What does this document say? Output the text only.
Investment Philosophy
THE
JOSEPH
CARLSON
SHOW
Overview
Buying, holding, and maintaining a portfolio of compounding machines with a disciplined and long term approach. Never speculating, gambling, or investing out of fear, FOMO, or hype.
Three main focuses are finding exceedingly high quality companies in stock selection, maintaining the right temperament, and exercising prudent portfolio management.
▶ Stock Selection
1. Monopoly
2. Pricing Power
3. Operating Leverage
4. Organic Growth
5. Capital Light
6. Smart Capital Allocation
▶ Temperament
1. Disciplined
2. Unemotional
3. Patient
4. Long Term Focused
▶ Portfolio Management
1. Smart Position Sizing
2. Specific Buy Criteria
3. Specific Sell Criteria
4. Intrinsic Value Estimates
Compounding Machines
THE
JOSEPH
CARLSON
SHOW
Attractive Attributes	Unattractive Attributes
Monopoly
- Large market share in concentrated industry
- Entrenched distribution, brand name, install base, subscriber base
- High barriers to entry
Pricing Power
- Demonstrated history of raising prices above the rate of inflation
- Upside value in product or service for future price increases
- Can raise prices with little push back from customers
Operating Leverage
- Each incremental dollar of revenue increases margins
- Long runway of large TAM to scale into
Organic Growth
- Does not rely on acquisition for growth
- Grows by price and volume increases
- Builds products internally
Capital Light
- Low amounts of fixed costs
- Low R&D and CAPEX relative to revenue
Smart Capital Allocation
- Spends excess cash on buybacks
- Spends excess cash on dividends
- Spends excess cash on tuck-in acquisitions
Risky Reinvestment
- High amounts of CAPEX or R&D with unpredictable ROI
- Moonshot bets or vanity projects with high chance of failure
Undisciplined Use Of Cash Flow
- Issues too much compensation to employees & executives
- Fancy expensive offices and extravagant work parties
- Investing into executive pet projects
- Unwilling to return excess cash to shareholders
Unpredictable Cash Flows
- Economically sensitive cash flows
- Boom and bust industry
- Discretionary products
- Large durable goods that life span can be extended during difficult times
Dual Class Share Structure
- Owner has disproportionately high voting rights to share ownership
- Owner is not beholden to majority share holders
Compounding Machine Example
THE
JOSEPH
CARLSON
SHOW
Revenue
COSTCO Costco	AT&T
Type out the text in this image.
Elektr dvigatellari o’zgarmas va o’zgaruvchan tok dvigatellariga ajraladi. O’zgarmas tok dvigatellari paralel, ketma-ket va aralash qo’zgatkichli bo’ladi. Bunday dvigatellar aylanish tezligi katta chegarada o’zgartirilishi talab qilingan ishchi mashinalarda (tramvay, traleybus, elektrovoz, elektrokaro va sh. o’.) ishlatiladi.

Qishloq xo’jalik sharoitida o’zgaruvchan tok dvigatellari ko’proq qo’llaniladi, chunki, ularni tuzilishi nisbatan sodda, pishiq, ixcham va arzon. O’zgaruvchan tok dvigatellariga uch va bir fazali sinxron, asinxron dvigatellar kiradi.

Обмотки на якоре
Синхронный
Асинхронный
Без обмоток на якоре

**TASK REQUIREMENTS**
Copy each line of the preceding data that contains the string "Leverage".

**RESULT OF THIS TASK**
3. Operating Leverage
Operating Leverage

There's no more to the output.